[Data extracted from a collection]
--

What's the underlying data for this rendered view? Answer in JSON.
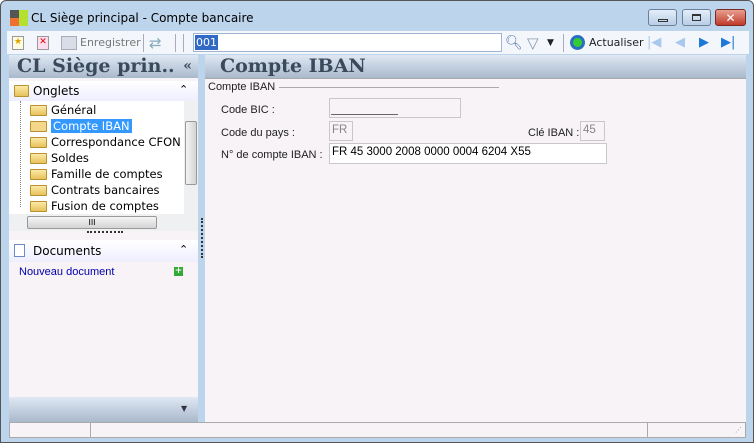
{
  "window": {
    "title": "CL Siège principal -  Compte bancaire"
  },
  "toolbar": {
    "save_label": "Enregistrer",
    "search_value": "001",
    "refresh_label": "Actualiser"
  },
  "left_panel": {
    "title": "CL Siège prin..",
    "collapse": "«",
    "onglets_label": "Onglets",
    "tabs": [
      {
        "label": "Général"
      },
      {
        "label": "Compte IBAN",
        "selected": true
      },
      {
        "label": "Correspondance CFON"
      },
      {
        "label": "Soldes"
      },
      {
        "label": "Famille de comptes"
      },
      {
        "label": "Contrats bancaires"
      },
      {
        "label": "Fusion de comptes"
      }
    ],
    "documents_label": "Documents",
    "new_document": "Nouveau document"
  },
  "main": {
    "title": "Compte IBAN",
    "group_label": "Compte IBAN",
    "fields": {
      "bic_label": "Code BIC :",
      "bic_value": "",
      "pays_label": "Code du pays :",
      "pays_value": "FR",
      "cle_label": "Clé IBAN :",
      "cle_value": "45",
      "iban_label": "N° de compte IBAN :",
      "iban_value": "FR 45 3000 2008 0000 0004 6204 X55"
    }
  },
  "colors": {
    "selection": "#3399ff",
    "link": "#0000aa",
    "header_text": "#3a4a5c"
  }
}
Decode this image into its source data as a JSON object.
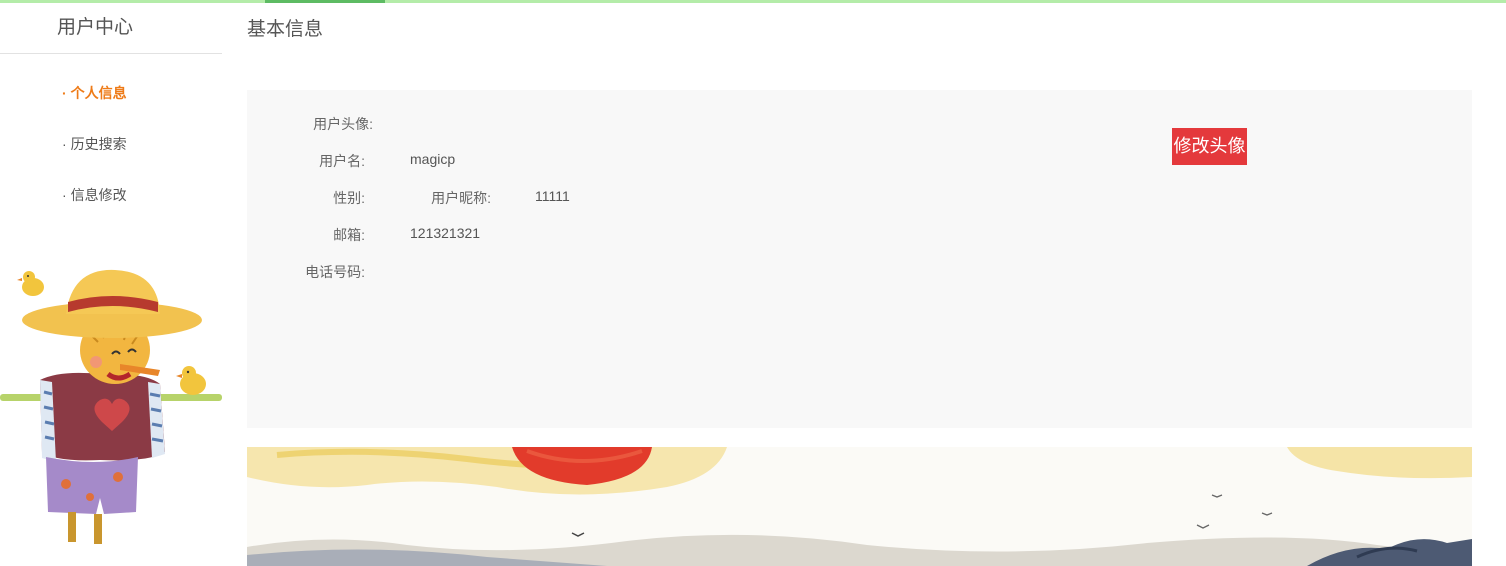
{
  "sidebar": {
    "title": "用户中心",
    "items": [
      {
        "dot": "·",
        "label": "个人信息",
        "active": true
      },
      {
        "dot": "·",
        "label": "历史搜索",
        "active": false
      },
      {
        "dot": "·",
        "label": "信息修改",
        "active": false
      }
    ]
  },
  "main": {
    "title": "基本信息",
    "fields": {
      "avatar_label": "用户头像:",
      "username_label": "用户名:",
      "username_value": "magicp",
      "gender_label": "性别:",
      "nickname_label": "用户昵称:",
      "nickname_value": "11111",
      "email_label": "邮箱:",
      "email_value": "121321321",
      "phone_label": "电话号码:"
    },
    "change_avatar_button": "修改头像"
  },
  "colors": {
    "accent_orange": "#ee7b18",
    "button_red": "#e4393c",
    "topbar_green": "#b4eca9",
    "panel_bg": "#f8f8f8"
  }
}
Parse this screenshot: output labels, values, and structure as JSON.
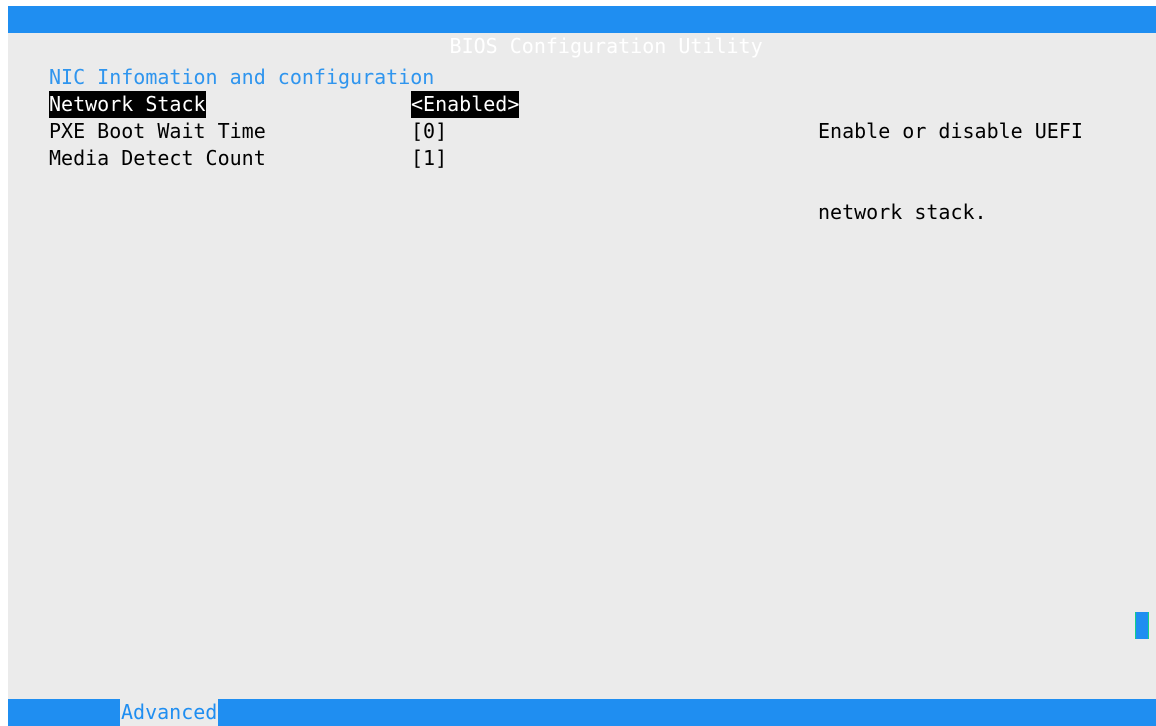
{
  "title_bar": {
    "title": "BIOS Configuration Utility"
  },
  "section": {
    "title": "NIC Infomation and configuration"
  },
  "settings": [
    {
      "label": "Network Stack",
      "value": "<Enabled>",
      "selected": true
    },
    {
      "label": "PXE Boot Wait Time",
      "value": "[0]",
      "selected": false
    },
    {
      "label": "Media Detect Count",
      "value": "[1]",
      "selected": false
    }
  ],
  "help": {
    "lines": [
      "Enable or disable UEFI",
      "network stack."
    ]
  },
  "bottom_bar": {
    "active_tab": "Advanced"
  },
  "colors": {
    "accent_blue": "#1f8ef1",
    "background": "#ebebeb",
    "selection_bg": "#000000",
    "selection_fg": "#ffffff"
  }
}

--

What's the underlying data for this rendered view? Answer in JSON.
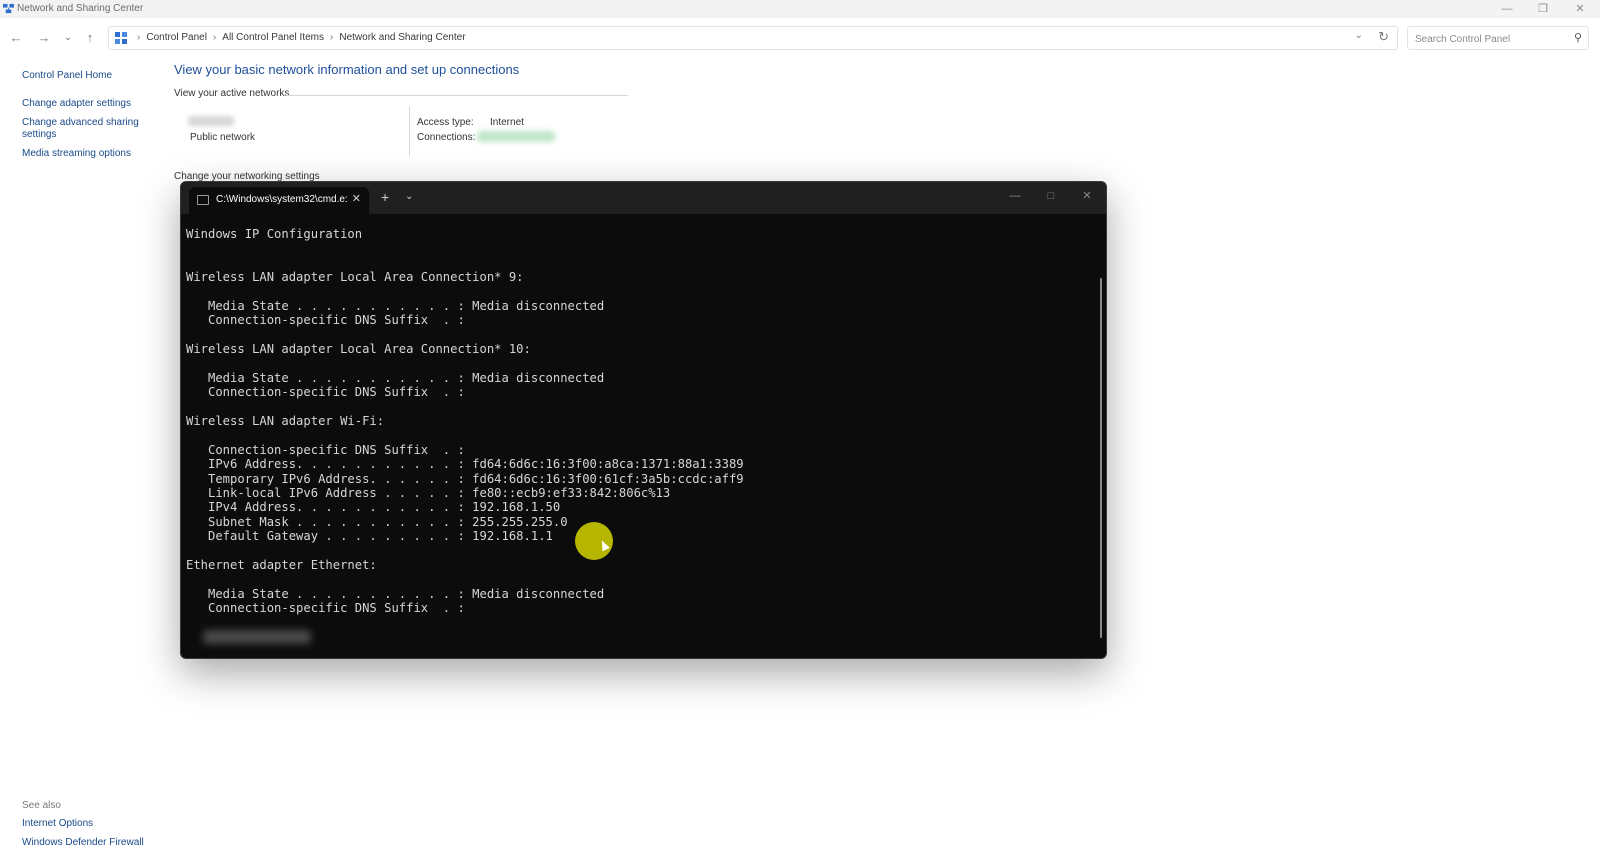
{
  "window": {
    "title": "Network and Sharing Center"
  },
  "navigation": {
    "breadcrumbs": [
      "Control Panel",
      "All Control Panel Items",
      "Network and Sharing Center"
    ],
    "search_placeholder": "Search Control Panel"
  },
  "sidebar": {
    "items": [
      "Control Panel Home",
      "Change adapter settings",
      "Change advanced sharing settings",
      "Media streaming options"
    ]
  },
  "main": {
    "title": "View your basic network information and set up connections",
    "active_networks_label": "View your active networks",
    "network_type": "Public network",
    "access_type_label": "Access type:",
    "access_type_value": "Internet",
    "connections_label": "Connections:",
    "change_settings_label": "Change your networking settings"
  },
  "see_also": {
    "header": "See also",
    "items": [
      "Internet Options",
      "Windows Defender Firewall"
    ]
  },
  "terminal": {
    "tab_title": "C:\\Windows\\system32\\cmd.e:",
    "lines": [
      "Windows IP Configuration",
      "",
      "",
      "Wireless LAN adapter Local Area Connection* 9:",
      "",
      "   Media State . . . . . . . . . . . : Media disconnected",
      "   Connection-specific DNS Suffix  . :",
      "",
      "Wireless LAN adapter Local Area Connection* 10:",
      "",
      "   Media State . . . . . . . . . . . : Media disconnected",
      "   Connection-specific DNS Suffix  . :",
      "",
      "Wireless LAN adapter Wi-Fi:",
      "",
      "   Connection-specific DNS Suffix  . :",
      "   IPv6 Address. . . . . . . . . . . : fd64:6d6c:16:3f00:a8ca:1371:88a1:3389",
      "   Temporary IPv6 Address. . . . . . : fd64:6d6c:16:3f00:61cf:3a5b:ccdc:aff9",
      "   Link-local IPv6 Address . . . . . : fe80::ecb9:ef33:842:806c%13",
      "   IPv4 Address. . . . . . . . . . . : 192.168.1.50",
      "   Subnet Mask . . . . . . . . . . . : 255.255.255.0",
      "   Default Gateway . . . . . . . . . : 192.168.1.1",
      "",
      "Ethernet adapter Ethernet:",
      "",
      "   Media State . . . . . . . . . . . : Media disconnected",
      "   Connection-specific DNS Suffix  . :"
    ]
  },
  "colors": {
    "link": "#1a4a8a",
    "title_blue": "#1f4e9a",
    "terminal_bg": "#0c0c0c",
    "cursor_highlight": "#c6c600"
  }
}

--

AIM OF THE TASK: Give only the number of lines in the listing above that include the string "Wireless".

PROBLEM SOLUTION: 3